### [TASK]
Your task is to repeat the entries exactly. Leave the pictures out.

# START OF ENTRIES SHOWN

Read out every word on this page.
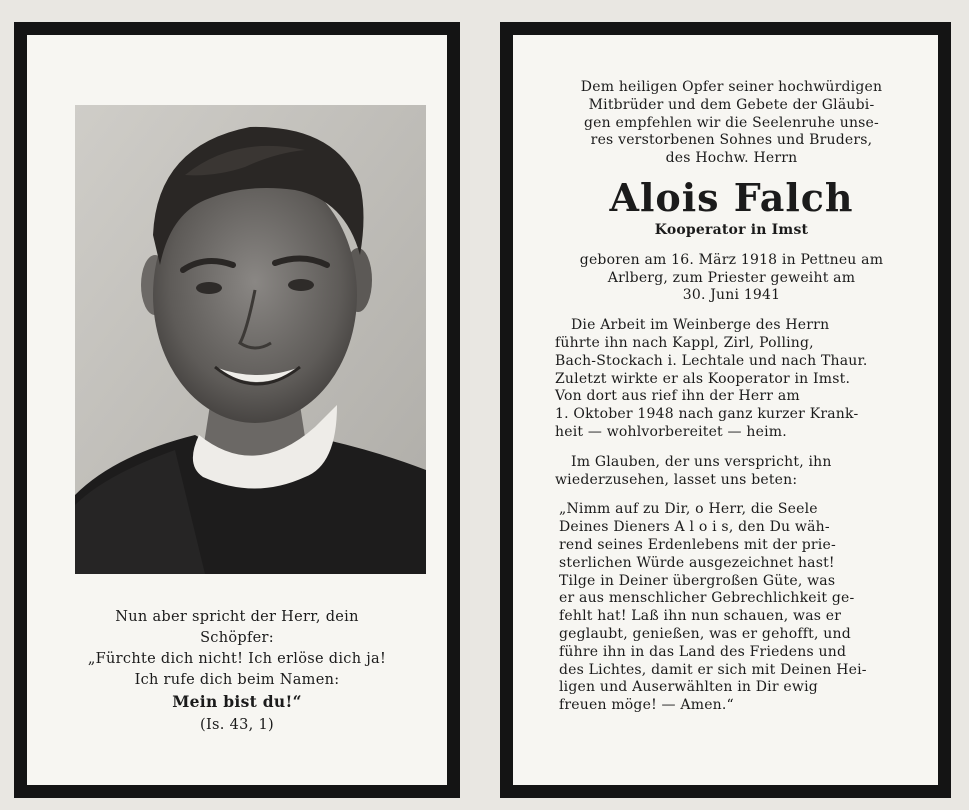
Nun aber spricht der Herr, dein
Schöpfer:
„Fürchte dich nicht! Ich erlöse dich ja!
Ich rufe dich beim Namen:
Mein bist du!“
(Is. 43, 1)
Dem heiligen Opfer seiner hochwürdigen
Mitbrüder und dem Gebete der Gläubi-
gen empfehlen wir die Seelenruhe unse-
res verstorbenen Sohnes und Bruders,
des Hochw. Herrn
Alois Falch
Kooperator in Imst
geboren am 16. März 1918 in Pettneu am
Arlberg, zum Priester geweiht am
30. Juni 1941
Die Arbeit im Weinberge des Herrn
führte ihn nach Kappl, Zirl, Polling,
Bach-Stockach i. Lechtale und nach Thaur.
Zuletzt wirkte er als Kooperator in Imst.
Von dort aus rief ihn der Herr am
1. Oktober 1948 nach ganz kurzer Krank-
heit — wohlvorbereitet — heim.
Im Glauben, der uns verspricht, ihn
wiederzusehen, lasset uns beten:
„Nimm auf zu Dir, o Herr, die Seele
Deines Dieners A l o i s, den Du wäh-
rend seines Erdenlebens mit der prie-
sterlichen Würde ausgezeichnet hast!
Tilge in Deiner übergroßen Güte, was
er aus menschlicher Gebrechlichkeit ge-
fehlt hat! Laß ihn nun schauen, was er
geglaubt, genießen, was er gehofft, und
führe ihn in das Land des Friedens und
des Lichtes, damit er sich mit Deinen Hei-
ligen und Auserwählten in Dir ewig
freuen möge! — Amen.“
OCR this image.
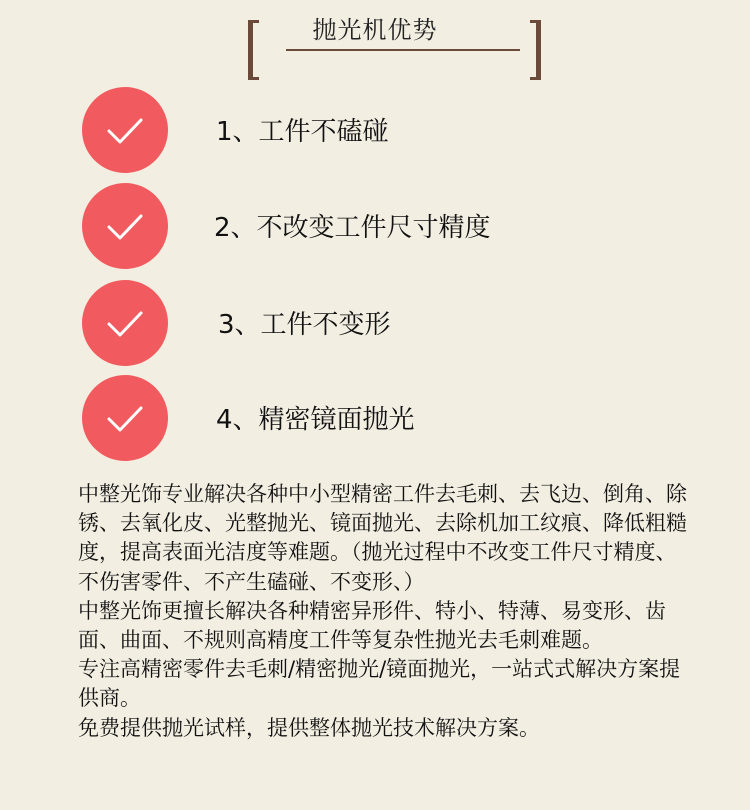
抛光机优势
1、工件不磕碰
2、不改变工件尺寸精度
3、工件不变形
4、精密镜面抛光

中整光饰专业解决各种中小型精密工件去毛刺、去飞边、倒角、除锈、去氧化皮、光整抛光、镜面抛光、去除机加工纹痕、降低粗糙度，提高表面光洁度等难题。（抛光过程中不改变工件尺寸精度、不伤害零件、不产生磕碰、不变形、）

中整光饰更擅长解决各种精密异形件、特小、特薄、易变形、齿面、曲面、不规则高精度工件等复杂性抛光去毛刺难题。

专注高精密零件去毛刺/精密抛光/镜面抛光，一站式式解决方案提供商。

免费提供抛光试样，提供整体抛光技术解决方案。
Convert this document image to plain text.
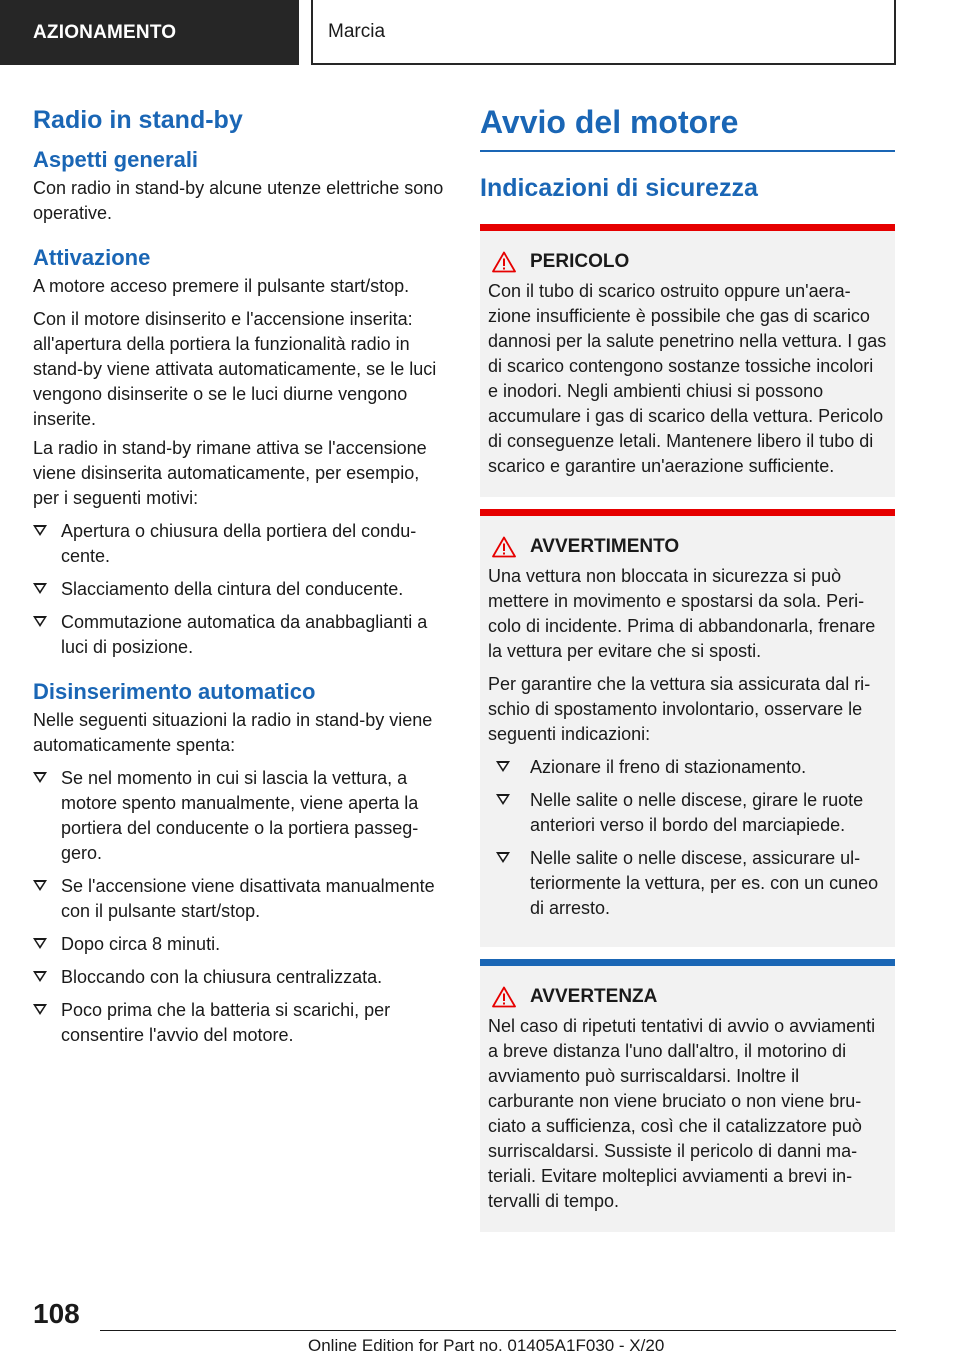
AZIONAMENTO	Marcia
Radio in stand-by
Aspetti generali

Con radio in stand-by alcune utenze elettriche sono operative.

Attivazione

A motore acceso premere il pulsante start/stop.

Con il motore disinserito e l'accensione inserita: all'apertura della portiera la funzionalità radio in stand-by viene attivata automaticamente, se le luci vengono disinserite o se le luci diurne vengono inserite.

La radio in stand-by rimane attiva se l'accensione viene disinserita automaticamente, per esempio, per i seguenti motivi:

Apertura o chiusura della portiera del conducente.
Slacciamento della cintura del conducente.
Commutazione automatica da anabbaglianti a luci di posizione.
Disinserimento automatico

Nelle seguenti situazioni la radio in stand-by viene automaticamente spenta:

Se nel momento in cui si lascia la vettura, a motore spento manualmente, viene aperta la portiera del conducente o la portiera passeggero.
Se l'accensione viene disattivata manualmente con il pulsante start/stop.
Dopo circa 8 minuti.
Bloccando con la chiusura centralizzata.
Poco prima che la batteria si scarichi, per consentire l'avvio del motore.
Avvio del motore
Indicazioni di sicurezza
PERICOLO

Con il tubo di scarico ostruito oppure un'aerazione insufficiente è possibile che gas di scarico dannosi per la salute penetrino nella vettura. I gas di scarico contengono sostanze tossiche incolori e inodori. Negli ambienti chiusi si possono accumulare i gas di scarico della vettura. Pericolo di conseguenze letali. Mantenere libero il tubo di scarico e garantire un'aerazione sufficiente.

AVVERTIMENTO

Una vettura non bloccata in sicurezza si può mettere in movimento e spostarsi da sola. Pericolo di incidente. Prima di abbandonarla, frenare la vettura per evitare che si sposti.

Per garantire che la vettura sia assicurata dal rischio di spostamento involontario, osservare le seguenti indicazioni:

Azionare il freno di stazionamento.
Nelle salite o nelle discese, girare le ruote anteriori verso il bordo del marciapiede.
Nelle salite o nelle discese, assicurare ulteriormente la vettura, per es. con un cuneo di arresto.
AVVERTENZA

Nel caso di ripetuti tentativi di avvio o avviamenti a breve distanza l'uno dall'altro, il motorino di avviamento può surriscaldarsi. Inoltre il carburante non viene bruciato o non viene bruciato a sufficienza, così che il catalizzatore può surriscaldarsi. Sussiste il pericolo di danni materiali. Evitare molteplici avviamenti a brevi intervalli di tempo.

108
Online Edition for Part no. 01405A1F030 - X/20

# END OF ENTRIES SHOWN

### [RESULT OF THE EXERCISE]
Read out every word on this page.
Nun aber spricht der Herr, dein
Schöpfer:
„Fürchte dich nicht! Ich erlöse dich ja!
Ich rufe dich beim Namen:
Mein bist du!“
(Is. 43, 1)
Dem heiligen Opfer seiner hochwürdigen
Mitbrüder und dem Gebete der Gläubi-
gen empfehlen wir die Seelenruhe unse-
res verstorbenen Sohnes und Bruders,
des Hochw. Herrn
Alois Falch
Kooperator in Imst
geboren am 16. März 1918 in Pettneu am
Arlberg, zum Priester geweiht am
30. Juni 1941
Die Arbeit im Weinberge des Herrn
führte ihn nach Kappl, Zirl, Polling,
Bach-Stockach i. Lechtale und nach Thaur.
Zuletzt wirkte er als Kooperator in Imst.
Von dort aus rief ihn der Herr am
1. Oktober 1948 nach ganz kurzer Krank-
heit — wohlvorbereitet — heim.
Im Glauben, der uns verspricht, ihn
wiederzusehen, lasset uns beten:
„Nimm auf zu Dir, o Herr, die Seele
Deines Dieners A l o i s, den Du wäh-
rend seines Erdenlebens mit der prie-
sterlichen Würde ausgezeichnet hast!
Tilge in Deiner übergroßen Güte, was
er aus menschlicher Gebrechlichkeit ge-
fehlt hat! Laß ihn nun schauen, was er
geglaubt, genießen, was er gehofft, und
führe ihn in das Land des Friedens und
des Lichtes, damit er sich mit Deinen Hei-
ligen und Auserwählten in Dir ewig
freuen möge! — Amen.“
OCR this image.
抛光机优势
1、工件不磕碰
2、不改变工件尺寸精度
3、工件不变形
4、精密镜面抛光

中整光饰专业解决各种中小型精密工件去毛刺、去飞边、倒角、除锈、去氧化皮、光整抛光、镜面抛光、去除机加工纹痕、降低粗糙度，提高表面光洁度等难题。（抛光过程中不改变工件尺寸精度、不伤害零件、不产生磕碰、不变形、）

中整光饰更擅长解决各种精密异形件、特小、特薄、易变形、齿面、曲面、不规则高精度工件等复杂性抛光去毛刺难题。

专注高精密零件去毛刺/精密抛光/镜面抛光，一站式式解决方案提供商。

免费提供抛光试样，提供整体抛光技术解决方案。
Convert this document image to plain text.
AZIONAMENTO	Marcia
Radio in stand-by
Aspetti generali

Con radio in stand-by alcune utenze elettriche sono operative.

Attivazione

A motore acceso premere il pulsante start/stop.

Con il motore disinserito e l'accensione inserita: all'apertura della portiera la funzionalità radio in stand-by viene attivata automaticamente, se le luci vengono disinserite o se le luci diurne vengono inserite.

La radio in stand-by rimane attiva se l'accensione viene disinserita automaticamente, per esempio, per i seguenti motivi:

Apertura o chiusura della portiera del conducente.
Slacciamento della cintura del conducente.
Commutazione automatica da anabbaglianti a luci di posizione.
Disinserimento automatico

Nelle seguenti situazioni la radio in stand-by viene automaticamente spenta:

Se nel momento in cui si lascia la vettura, a motore spento manualmente, viene aperta la portiera del conducente o la portiera passeggero.
Se l'accensione viene disattivata manualmente con il pulsante start/stop.
Dopo circa 8 minuti.
Bloccando con la chiusura centralizzata.
Poco prima che la batteria si scarichi, per consentire l'avvio del motore.
Avvio del motore
Indicazioni di sicurezza
PERICOLO

Con il tubo di scarico ostruito oppure un'aerazione insufficiente è possibile che gas di scarico dannosi per la salute penetrino nella vettura. I gas di scarico contengono sostanze tossiche incolori e inodori. Negli ambienti chiusi si possono accumulare i gas di scarico della vettura. Pericolo di conseguenze letali. Mantenere libero il tubo di scarico e garantire un'aerazione sufficiente.

AVVERTIMENTO

Una vettura non bloccata in sicurezza si può mettere in movimento e spostarsi da sola. Pericolo di incidente. Prima di abbandonarla, frenare la vettura per evitare che si sposti.

Per garantire che la vettura sia assicurata dal rischio di spostamento involontario, osservare le seguenti indicazioni:

Azionare il freno di stazionamento.
Nelle salite o nelle discese, girare le ruote anteriori verso il bordo del marciapiede.
Nelle salite o nelle discese, assicurare ulteriormente la vettura, per es. con un cuneo di arresto.
AVVERTENZA

Nel caso di ripetuti tentativi di avvio o avviamenti a breve distanza l'uno dall'altro, il motorino di avviamento può surriscaldarsi. Inoltre il carburante non viene bruciato o non viene bruciato a sufficienza, così che il catalizzatore può surriscaldarsi. Sussiste il pericolo di danni materiali. Evitare molteplici avviamenti a brevi intervalli di tempo.

108
Online Edition for Part no. 01405A1F030 - X/20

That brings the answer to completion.